-- start of Supplied material --

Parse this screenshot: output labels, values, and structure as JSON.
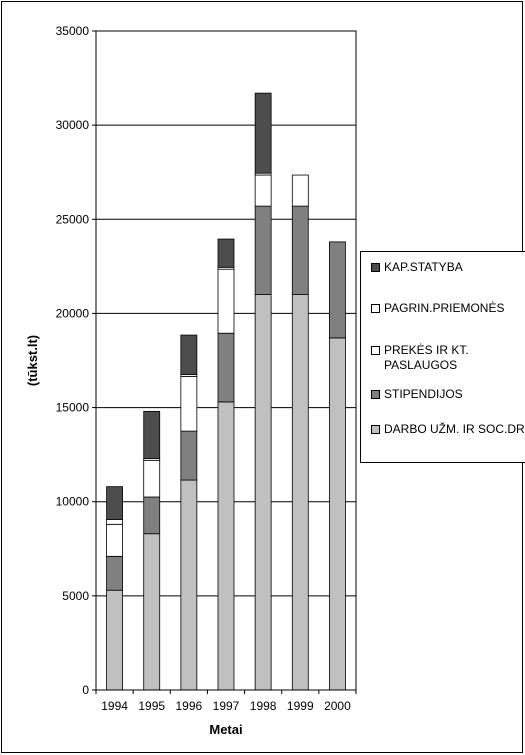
{
  "chart_data": {
    "type": "bar",
    "stacked": true,
    "categories": [
      "1994",
      "1995",
      "1996",
      "1997",
      "1998",
      "1999",
      "2000"
    ],
    "series": [
      {
        "name": "DARBO UŽM. IR SOC.DR.",
        "color": "#c0c0c0",
        "values": [
          5300,
          8300,
          11150,
          15300,
          21000,
          21000,
          18700
        ]
      },
      {
        "name": "STIPENDIJOS",
        "color": "#808080",
        "values": [
          1800,
          1950,
          2600,
          3650,
          4700,
          4700,
          5100
        ]
      },
      {
        "name": "PREKĖS IR KT. PASLAUGOS",
        "color": "#ffffff",
        "values": [
          1700,
          1950,
          2900,
          3400,
          1650,
          1650,
          0
        ]
      },
      {
        "name": "PAGRIN.PRIEMONĖS",
        "color": "#ffffff",
        "values": [
          250,
          100,
          100,
          100,
          100,
          0,
          0
        ]
      },
      {
        "name": "KAP.STATYBA",
        "color": "#4d4d4d",
        "values": [
          1750,
          2500,
          2100,
          1500,
          4250,
          0,
          0
        ]
      }
    ],
    "legend_order": [
      "KAP.STATYBA",
      "PAGRIN.PRIEMONĖS",
      "PREKĖS IR KT. PASLAUGOS",
      "STIPENDIJOS",
      "DARBO UŽM. IR SOC.DR."
    ],
    "xlabel": "Metai",
    "ylabel": "(tūkst.lt)",
    "ylim": [
      0,
      35000
    ],
    "yticks": [
      0,
      5000,
      10000,
      15000,
      20000,
      25000,
      30000,
      35000
    ],
    "grid": true,
    "legend_position": "right"
  }
}
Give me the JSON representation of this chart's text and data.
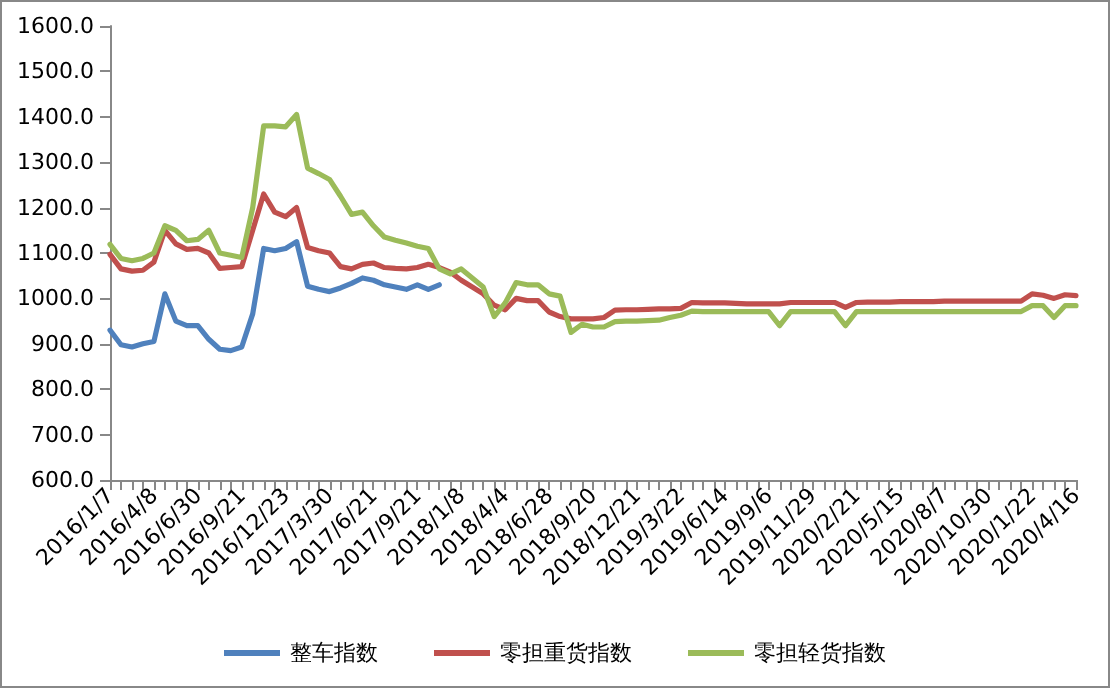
{
  "chart_data": {
    "type": "line",
    "categories": [
      "2016/1/7",
      null,
      null,
      null,
      "2016/4/8",
      null,
      null,
      null,
      "2016/6/30",
      null,
      null,
      null,
      "2016/9/21",
      null,
      null,
      null,
      "2016/12/23",
      null,
      null,
      null,
      "2017/3/30",
      null,
      null,
      null,
      "2017/6/21",
      null,
      null,
      null,
      "2017/9/21",
      null,
      null,
      null,
      "2018/1/8",
      null,
      null,
      null,
      "2018/4/4",
      null,
      null,
      null,
      "2018/6/28",
      null,
      null,
      null,
      "2018/9/20",
      null,
      null,
      null,
      "2018/12/21",
      null,
      null,
      null,
      "2019/3/22",
      null,
      null,
      null,
      "2019/6/14",
      null,
      null,
      null,
      "2019/9/6",
      null,
      null,
      null,
      "2019/11/29",
      null,
      null,
      null,
      "2020/2/21",
      null,
      null,
      null,
      "2020/5/15",
      null,
      null,
      null,
      "2020/8/7",
      null,
      null,
      null,
      "2020/10/30",
      null,
      null,
      null,
      "2020/1/22",
      null,
      null,
      null,
      "2020/4/16"
    ],
    "series": [
      {
        "name": "整车指数",
        "color": "#4f81bd",
        "values": [
          930,
          898,
          893,
          900,
          905,
          1010,
          950,
          940,
          940,
          910,
          888,
          885,
          893,
          966,
          1110,
          1105,
          1110,
          1125,
          1027,
          1020,
          1015,
          1023,
          1033,
          1045,
          1040,
          1030,
          1025,
          1020,
          1030,
          1020,
          1030,
          null,
          null,
          null,
          null,
          null,
          null,
          null,
          null,
          null,
          null,
          null,
          null,
          null,
          null,
          null,
          null,
          null,
          null,
          null,
          null,
          null,
          null,
          null,
          null,
          null,
          null,
          null,
          null,
          null,
          null,
          null,
          null,
          null,
          null,
          null,
          null,
          null,
          null,
          null,
          null,
          null,
          null,
          null,
          null,
          null,
          null,
          null,
          null,
          null,
          null,
          null,
          null,
          null,
          null,
          null,
          null,
          null,
          null
        ]
      },
      {
        "name": "零担重货指数",
        "color": "#c0504d",
        "values": [
          1097,
          1065,
          1060,
          1062,
          1080,
          1150,
          1120,
          1108,
          1110,
          1100,
          1066,
          1068,
          1070,
          1150,
          1230,
          1190,
          1180,
          1200,
          1112,
          1105,
          1100,
          1070,
          1065,
          1075,
          1078,
          1068,
          1066,
          1065,
          1068,
          1075,
          1068,
          1058,
          1040,
          1025,
          1010,
          985,
          975,
          1000,
          995,
          995,
          970,
          960,
          955,
          955,
          955,
          958,
          974,
          975,
          975,
          976,
          977,
          977,
          978,
          991,
          990,
          990,
          990,
          989,
          988,
          988,
          988,
          988,
          991,
          991,
          991,
          991,
          991,
          980,
          991,
          992,
          992,
          992,
          993,
          993,
          993,
          993,
          994,
          994,
          994,
          994,
          994,
          994,
          994,
          994,
          1010,
          1007,
          1000,
          1008,
          1006
        ]
      },
      {
        "name": "零担轻货指数",
        "color": "#9bbb59",
        "values": [
          1119,
          1088,
          1083,
          1088,
          1100,
          1160,
          1150,
          1127,
          1130,
          1150,
          1100,
          1095,
          1090,
          1200,
          1380,
          1380,
          1378,
          1405,
          1287,
          1275,
          1262,
          1225,
          1185,
          1190,
          1160,
          1135,
          1128,
          1122,
          1115,
          1110,
          1065,
          1054,
          1065,
          1045,
          1025,
          960,
          990,
          1035,
          1030,
          1030,
          1010,
          1005,
          925,
          943,
          937,
          937,
          949,
          950,
          950,
          951,
          952,
          958,
          963,
          972,
          971,
          971,
          971,
          971,
          971,
          971,
          971,
          940,
          971,
          971,
          971,
          971,
          971,
          940,
          971,
          971,
          971,
          971,
          971,
          971,
          971,
          971,
          971,
          971,
          971,
          971,
          971,
          971,
          971,
          971,
          984,
          984,
          958,
          984,
          984
        ]
      }
    ],
    "ylim": [
      600,
      1600
    ],
    "yticks": [
      {
        "value": 600,
        "label": "600.0"
      },
      {
        "value": 700,
        "label": "700.0"
      },
      {
        "value": 800,
        "label": "800.0"
      },
      {
        "value": 900,
        "label": "900.0"
      },
      {
        "value": 1000,
        "label": "1000.0"
      },
      {
        "value": 1100,
        "label": "1100.0"
      },
      {
        "value": 1200,
        "label": "1200.0"
      },
      {
        "value": 1300,
        "label": "1300.0"
      },
      {
        "value": 1400,
        "label": "1400.0"
      },
      {
        "value": 1500,
        "label": "1500.0"
      },
      {
        "value": 1600,
        "label": "1600.0"
      }
    ],
    "grid": false,
    "legend": "bottom",
    "marker": "none",
    "line_style": "solid"
  }
}
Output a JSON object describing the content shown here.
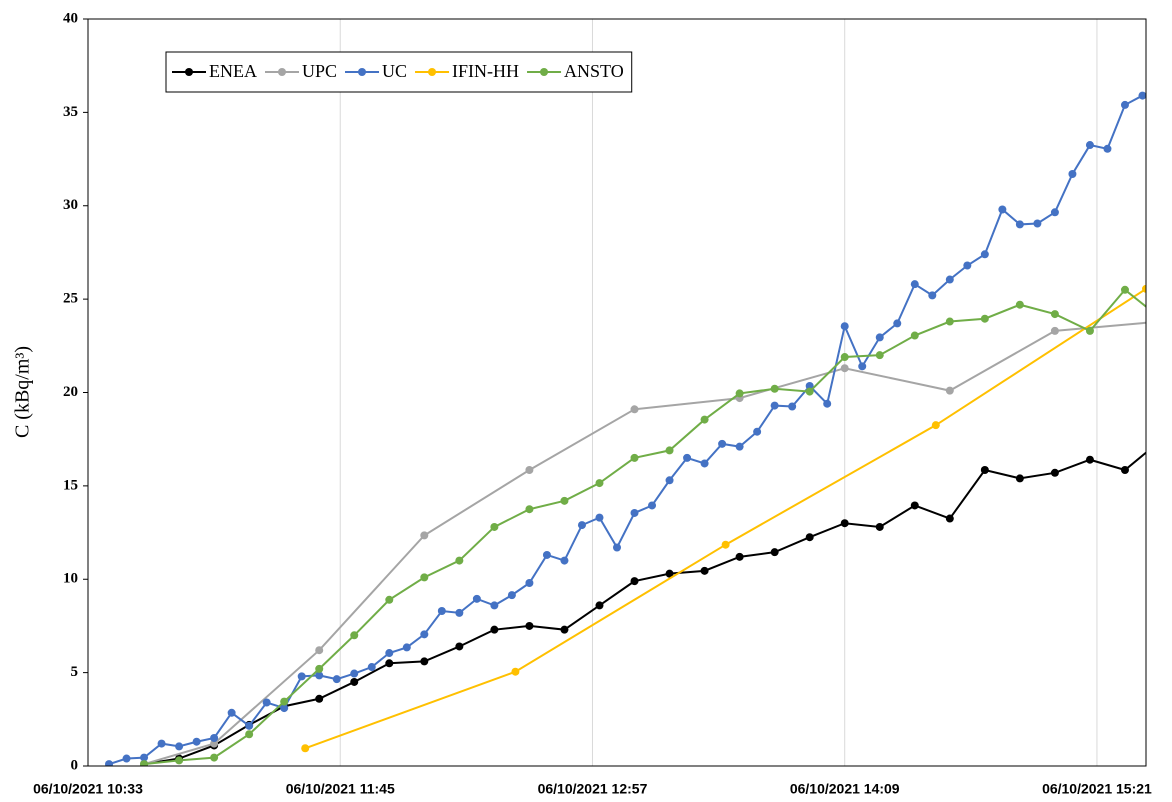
{
  "chart_data": {
    "type": "line",
    "ylabel": "C (kBq/m³)",
    "xlim": [
      "06/10/2021 10:33",
      "06/10/2021 15:35"
    ],
    "xticks": [
      "06/10/2021 10:33",
      "06/10/2021 11:45",
      "06/10/2021 12:57",
      "06/10/2021 14:09",
      "06/10/2021 15:21"
    ],
    "ylim": [
      0,
      40
    ],
    "yticks": [
      0,
      5,
      10,
      15,
      20,
      25,
      30,
      35,
      40
    ],
    "grid": "x",
    "legend": "top-left",
    "series": [
      {
        "name": "ENEA",
        "color": "#000000",
        "x": [
          "06/10/2021 10:49",
          "06/10/2021 10:59",
          "06/10/2021 11:09",
          "06/10/2021 11:19",
          "06/10/2021 11:29",
          "06/10/2021 11:39",
          "06/10/2021 11:49",
          "06/10/2021 11:59",
          "06/10/2021 12:09",
          "06/10/2021 12:19",
          "06/10/2021 12:29",
          "06/10/2021 12:39",
          "06/10/2021 12:49",
          "06/10/2021 12:59",
          "06/10/2021 13:09",
          "06/10/2021 13:19",
          "06/10/2021 13:29",
          "06/10/2021 13:39",
          "06/10/2021 13:49",
          "06/10/2021 13:59",
          "06/10/2021 14:09",
          "06/10/2021 14:19",
          "06/10/2021 14:29",
          "06/10/2021 14:39",
          "06/10/2021 14:49",
          "06/10/2021 14:59",
          "06/10/2021 15:09",
          "06/10/2021 15:19",
          "06/10/2021 15:29",
          "06/10/2021 15:39"
        ],
        "values": [
          0.1,
          0.4,
          1.1,
          2.2,
          3.2,
          3.6,
          4.5,
          5.5,
          5.6,
          6.4,
          7.3,
          7.5,
          7.3,
          8.6,
          9.9,
          10.3,
          10.45,
          11.2,
          11.45,
          12.25,
          13.0,
          12.8,
          13.95,
          13.25,
          15.85,
          15.4,
          15.7,
          16.4,
          15.85,
          17.4
        ]
      },
      {
        "name": "UPC",
        "color": "#a5a5a5",
        "x": [
          "06/10/2021 10:49",
          "06/10/2021 11:09",
          "06/10/2021 11:39",
          "06/10/2021 12:09",
          "06/10/2021 12:39",
          "06/10/2021 13:09",
          "06/10/2021 13:39",
          "06/10/2021 14:09",
          "06/10/2021 14:39",
          "06/10/2021 15:09",
          "06/10/2021 15:39"
        ],
        "values": [
          0.1,
          1.2,
          6.2,
          12.35,
          15.85,
          19.1,
          19.7,
          21.3,
          20.1,
          23.3,
          23.8
        ]
      },
      {
        "name": "UC",
        "color": "#4472c4",
        "x": [
          "06/10/2021 10:39",
          "06/10/2021 10:44",
          "06/10/2021 10:49",
          "06/10/2021 10:54",
          "06/10/2021 10:59",
          "06/10/2021 11:04",
          "06/10/2021 11:09",
          "06/10/2021 11:14",
          "06/10/2021 11:19",
          "06/10/2021 11:24",
          "06/10/2021 11:29",
          "06/10/2021 11:34",
          "06/10/2021 11:39",
          "06/10/2021 11:44",
          "06/10/2021 11:49",
          "06/10/2021 11:54",
          "06/10/2021 11:59",
          "06/10/2021 12:04",
          "06/10/2021 12:09",
          "06/10/2021 12:14",
          "06/10/2021 12:19",
          "06/10/2021 12:24",
          "06/10/2021 12:29",
          "06/10/2021 12:34",
          "06/10/2021 12:39",
          "06/10/2021 12:44",
          "06/10/2021 12:49",
          "06/10/2021 12:54",
          "06/10/2021 12:59",
          "06/10/2021 13:04",
          "06/10/2021 13:09",
          "06/10/2021 13:14",
          "06/10/2021 13:19",
          "06/10/2021 13:24",
          "06/10/2021 13:29",
          "06/10/2021 13:34",
          "06/10/2021 13:39",
          "06/10/2021 13:44",
          "06/10/2021 13:49",
          "06/10/2021 13:54",
          "06/10/2021 13:59",
          "06/10/2021 14:04",
          "06/10/2021 14:09",
          "06/10/2021 14:14",
          "06/10/2021 14:19",
          "06/10/2021 14:24",
          "06/10/2021 14:29",
          "06/10/2021 14:34",
          "06/10/2021 14:39",
          "06/10/2021 14:44",
          "06/10/2021 14:49",
          "06/10/2021 14:54",
          "06/10/2021 14:59",
          "06/10/2021 15:04",
          "06/10/2021 15:09",
          "06/10/2021 15:14",
          "06/10/2021 15:19",
          "06/10/2021 15:24",
          "06/10/2021 15:29",
          "06/10/2021 15:34"
        ],
        "values": [
          0.1,
          0.4,
          0.45,
          1.2,
          1.05,
          1.3,
          1.5,
          2.85,
          2.15,
          3.4,
          3.1,
          4.8,
          4.85,
          4.65,
          4.95,
          5.3,
          6.05,
          6.35,
          7.05,
          8.3,
          8.2,
          8.95,
          8.6,
          9.15,
          9.8,
          11.3,
          11.0,
          12.9,
          13.3,
          11.7,
          13.55,
          13.95,
          15.3,
          16.5,
          16.2,
          17.25,
          17.1,
          17.9,
          19.3,
          19.25,
          20.35,
          19.4,
          23.55,
          21.4,
          22.95,
          23.7,
          25.8,
          25.2,
          26.05,
          26.8,
          27.4,
          29.8,
          29.0,
          29.05,
          29.65,
          31.7,
          33.25,
          33.05,
          35.4,
          35.9
        ]
      },
      {
        "name": "IFIN-HH",
        "color": "#ffc000",
        "x": [
          "06/10/2021 11:35",
          "06/10/2021 12:35",
          "06/10/2021 13:35",
          "06/10/2021 14:35",
          "06/10/2021 15:35"
        ],
        "values": [
          0.95,
          5.05,
          11.85,
          18.25,
          25.55
        ]
      },
      {
        "name": "ANSTO",
        "color": "#70ad47",
        "x": [
          "06/10/2021 10:49",
          "06/10/2021 10:59",
          "06/10/2021 11:09",
          "06/10/2021 11:19",
          "06/10/2021 11:29",
          "06/10/2021 11:39",
          "06/10/2021 11:49",
          "06/10/2021 11:59",
          "06/10/2021 12:09",
          "06/10/2021 12:19",
          "06/10/2021 12:29",
          "06/10/2021 12:39",
          "06/10/2021 12:49",
          "06/10/2021 12:59",
          "06/10/2021 13:09",
          "06/10/2021 13:19",
          "06/10/2021 13:29",
          "06/10/2021 13:39",
          "06/10/2021 13:49",
          "06/10/2021 13:59",
          "06/10/2021 14:09",
          "06/10/2021 14:19",
          "06/10/2021 14:29",
          "06/10/2021 14:39",
          "06/10/2021 14:49",
          "06/10/2021 14:59",
          "06/10/2021 15:09",
          "06/10/2021 15:19",
          "06/10/2021 15:29",
          "06/10/2021 15:39"
        ],
        "values": [
          0.1,
          0.3,
          0.45,
          1.7,
          3.45,
          5.2,
          7.0,
          8.9,
          10.1,
          11.0,
          12.8,
          13.75,
          14.2,
          15.15,
          16.5,
          16.9,
          18.55,
          19.95,
          20.2,
          20.05,
          21.9,
          22.0,
          23.05,
          23.8,
          23.95,
          24.7,
          24.2,
          23.3,
          25.5,
          24.0
        ]
      }
    ]
  }
}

-- end of Supplied material --

• [Objective]
In the entries above, find each line with the word "this" and show it.

• [Expected answer]
Parse this screenshot: output labels, values, and structure as JSON.
Give me the JSON representation of this chart's text and data.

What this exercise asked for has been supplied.